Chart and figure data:

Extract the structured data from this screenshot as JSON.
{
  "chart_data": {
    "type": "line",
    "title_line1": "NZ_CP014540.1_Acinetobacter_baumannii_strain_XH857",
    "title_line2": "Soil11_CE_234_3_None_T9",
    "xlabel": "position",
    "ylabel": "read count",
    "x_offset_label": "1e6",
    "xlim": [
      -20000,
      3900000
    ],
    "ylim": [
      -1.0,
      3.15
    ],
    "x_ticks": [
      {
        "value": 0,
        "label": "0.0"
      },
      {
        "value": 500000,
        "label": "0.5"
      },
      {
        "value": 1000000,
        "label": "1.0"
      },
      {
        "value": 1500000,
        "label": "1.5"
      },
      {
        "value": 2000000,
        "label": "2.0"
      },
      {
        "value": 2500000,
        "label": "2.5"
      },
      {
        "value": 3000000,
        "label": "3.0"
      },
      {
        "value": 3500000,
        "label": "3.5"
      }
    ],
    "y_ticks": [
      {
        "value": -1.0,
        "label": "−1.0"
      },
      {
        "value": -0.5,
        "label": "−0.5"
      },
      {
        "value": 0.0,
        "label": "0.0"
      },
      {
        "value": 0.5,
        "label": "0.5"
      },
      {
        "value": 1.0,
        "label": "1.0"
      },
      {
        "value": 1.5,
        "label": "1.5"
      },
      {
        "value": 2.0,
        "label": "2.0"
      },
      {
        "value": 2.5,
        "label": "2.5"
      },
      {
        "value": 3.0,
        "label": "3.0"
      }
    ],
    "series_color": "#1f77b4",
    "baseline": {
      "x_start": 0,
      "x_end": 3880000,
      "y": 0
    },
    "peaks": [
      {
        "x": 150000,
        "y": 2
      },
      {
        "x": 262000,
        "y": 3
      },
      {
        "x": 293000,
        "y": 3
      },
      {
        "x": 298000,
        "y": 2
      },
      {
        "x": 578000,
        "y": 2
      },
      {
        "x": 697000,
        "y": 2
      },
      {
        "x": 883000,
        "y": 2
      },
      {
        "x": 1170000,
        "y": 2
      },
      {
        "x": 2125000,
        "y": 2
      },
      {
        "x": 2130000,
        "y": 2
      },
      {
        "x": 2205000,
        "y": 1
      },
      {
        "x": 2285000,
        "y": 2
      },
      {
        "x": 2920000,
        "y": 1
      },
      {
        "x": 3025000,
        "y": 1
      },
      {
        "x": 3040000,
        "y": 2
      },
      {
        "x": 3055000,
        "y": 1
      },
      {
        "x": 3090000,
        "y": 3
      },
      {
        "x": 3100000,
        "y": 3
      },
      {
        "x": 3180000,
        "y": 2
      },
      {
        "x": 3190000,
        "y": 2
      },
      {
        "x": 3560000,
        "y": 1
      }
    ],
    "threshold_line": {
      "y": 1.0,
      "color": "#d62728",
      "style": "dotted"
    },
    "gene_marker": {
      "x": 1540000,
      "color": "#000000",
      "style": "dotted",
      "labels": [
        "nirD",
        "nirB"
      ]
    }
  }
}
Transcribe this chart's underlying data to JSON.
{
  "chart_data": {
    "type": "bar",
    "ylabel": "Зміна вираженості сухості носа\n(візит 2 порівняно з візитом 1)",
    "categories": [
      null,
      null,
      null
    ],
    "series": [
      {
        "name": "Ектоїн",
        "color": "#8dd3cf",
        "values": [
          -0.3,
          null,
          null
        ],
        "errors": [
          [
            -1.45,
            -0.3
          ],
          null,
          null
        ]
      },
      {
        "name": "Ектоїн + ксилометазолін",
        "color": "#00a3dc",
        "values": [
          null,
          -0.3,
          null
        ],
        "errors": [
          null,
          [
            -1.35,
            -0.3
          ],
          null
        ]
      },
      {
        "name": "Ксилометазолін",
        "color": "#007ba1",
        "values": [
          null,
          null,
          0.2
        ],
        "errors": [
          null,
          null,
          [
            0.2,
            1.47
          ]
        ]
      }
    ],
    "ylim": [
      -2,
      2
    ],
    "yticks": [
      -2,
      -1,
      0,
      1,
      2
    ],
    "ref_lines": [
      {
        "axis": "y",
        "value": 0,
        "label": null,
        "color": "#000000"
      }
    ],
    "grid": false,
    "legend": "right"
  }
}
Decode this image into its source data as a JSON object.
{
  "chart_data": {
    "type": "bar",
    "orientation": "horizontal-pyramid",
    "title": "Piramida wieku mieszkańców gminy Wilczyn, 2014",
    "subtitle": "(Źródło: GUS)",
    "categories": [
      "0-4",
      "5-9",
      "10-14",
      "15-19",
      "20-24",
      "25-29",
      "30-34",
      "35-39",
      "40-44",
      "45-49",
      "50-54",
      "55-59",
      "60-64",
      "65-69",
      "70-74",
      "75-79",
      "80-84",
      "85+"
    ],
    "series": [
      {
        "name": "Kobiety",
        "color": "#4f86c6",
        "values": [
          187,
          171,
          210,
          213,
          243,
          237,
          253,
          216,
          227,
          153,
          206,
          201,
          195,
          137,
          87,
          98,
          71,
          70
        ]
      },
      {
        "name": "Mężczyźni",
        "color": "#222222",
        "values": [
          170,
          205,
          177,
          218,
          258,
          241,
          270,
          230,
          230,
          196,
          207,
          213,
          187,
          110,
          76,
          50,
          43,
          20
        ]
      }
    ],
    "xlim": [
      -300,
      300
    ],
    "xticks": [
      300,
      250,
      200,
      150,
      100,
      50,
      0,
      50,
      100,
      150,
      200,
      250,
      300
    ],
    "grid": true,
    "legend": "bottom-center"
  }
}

[What you are asked to do]: Every record shown above must be echoed exactly.

[Exercise output]:
Extract the structured data from this screenshot as JSON.
{
  "chart_data": {
    "type": "line",
    "title_line1": "NZ_CP014540.1_Acinetobacter_baumannii_strain_XH857",
    "title_line2": "Soil11_CE_234_3_None_T9",
    "xlabel": "position",
    "ylabel": "read count",
    "x_offset_label": "1e6",
    "xlim": [
      -20000,
      3900000
    ],
    "ylim": [
      -1.0,
      3.15
    ],
    "x_ticks": [
      {
        "value": 0,
        "label": "0.0"
      },
      {
        "value": 500000,
        "label": "0.5"
      },
      {
        "value": 1000000,
        "label": "1.0"
      },
      {
        "value": 1500000,
        "label": "1.5"
      },
      {
        "value": 2000000,
        "label": "2.0"
      },
      {
        "value": 2500000,
        "label": "2.5"
      },
      {
        "value": 3000000,
        "label": "3.0"
      },
      {
        "value": 3500000,
        "label": "3.5"
      }
    ],
    "y_ticks": [
      {
        "value": -1.0,
        "label": "−1.0"
      },
      {
        "value": -0.5,
        "label": "−0.5"
      },
      {
        "value": 0.0,
        "label": "0.0"
      },
      {
        "value": 0.5,
        "label": "0.5"
      },
      {
        "value": 1.0,
        "label": "1.0"
      },
      {
        "value": 1.5,
        "label": "1.5"
      },
      {
        "value": 2.0,
        "label": "2.0"
      },
      {
        "value": 2.5,
        "label": "2.5"
      },
      {
        "value": 3.0,
        "label": "3.0"
      }
    ],
    "series_color": "#1f77b4",
    "baseline": {
      "x_start": 0,
      "x_end": 3880000,
      "y": 0
    },
    "peaks": [
      {
        "x": 150000,
        "y": 2
      },
      {
        "x": 262000,
        "y": 3
      },
      {
        "x": 293000,
        "y": 3
      },
      {
        "x": 298000,
        "y": 2
      },
      {
        "x": 578000,
        "y": 2
      },
      {
        "x": 697000,
        "y": 2
      },
      {
        "x": 883000,
        "y": 2
      },
      {
        "x": 1170000,
        "y": 2
      },
      {
        "x": 2125000,
        "y": 2
      },
      {
        "x": 2130000,
        "y": 2
      },
      {
        "x": 2205000,
        "y": 1
      },
      {
        "x": 2285000,
        "y": 2
      },
      {
        "x": 2920000,
        "y": 1
      },
      {
        "x": 3025000,
        "y": 1
      },
      {
        "x": 3040000,
        "y": 2
      },
      {
        "x": 3055000,
        "y": 1
      },
      {
        "x": 3090000,
        "y": 3
      },
      {
        "x": 3100000,
        "y": 3
      },
      {
        "x": 3180000,
        "y": 2
      },
      {
        "x": 3190000,
        "y": 2
      },
      {
        "x": 3560000,
        "y": 1
      }
    ],
    "threshold_line": {
      "y": 1.0,
      "color": "#d62728",
      "style": "dotted"
    },
    "gene_marker": {
      "x": 1540000,
      "color": "#000000",
      "style": "dotted",
      "labels": [
        "nirD",
        "nirB"
      ]
    }
  }
}
Transcribe this chart's underlying data to JSON.
{
  "chart_data": {
    "type": "bar",
    "ylabel": "Зміна вираженості сухості носа\n(візит 2 порівняно з візитом 1)",
    "categories": [
      null,
      null,
      null
    ],
    "series": [
      {
        "name": "Ектоїн",
        "color": "#8dd3cf",
        "values": [
          -0.3,
          null,
          null
        ],
        "errors": [
          [
            -1.45,
            -0.3
          ],
          null,
          null
        ]
      },
      {
        "name": "Ектоїн + ксилометазолін",
        "color": "#00a3dc",
        "values": [
          null,
          -0.3,
          null
        ],
        "errors": [
          null,
          [
            -1.35,
            -0.3
          ],
          null
        ]
      },
      {
        "name": "Ксилометазолін",
        "color": "#007ba1",
        "values": [
          null,
          null,
          0.2
        ],
        "errors": [
          null,
          null,
          [
            0.2,
            1.47
          ]
        ]
      }
    ],
    "ylim": [
      -2,
      2
    ],
    "yticks": [
      -2,
      -1,
      0,
      1,
      2
    ],
    "ref_lines": [
      {
        "axis": "y",
        "value": 0,
        "label": null,
        "color": "#000000"
      }
    ],
    "grid": false,
    "legend": "right"
  }
}
Decode this image into its source data as a JSON object.
{
  "chart_data": {
    "type": "bar",
    "orientation": "horizontal-pyramid",
    "title": "Piramida wieku mieszkańców gminy Wilczyn, 2014",
    "subtitle": "(Źródło: GUS)",
    "categories": [
      "0-4",
      "5-9",
      "10-14",
      "15-19",
      "20-24",
      "25-29",
      "30-34",
      "35-39",
      "40-44",
      "45-49",
      "50-54",
      "55-59",
      "60-64",
      "65-69",
      "70-74",
      "75-79",
      "80-84",
      "85+"
    ],
    "series": [
      {
        "name": "Kobiety",
        "color": "#4f86c6",
        "values": [
          187,
          171,
          210,
          213,
          243,
          237,
          253,
          216,
          227,
          153,
          206,
          201,
          195,
          137,
          87,
          98,
          71,
          70
        ]
      },
      {
        "name": "Mężczyźni",
        "color": "#222222",
        "values": [
          170,
          205,
          177,
          218,
          258,
          241,
          270,
          230,
          230,
          196,
          207,
          213,
          187,
          110,
          76,
          50,
          43,
          20
        ]
      }
    ],
    "xlim": [
      -300,
      300
    ],
    "xticks": [
      300,
      250,
      200,
      150,
      100,
      50,
      0,
      50,
      100,
      150,
      200,
      250,
      300
    ],
    "grid": true,
    "legend": "bottom-center"
  }
}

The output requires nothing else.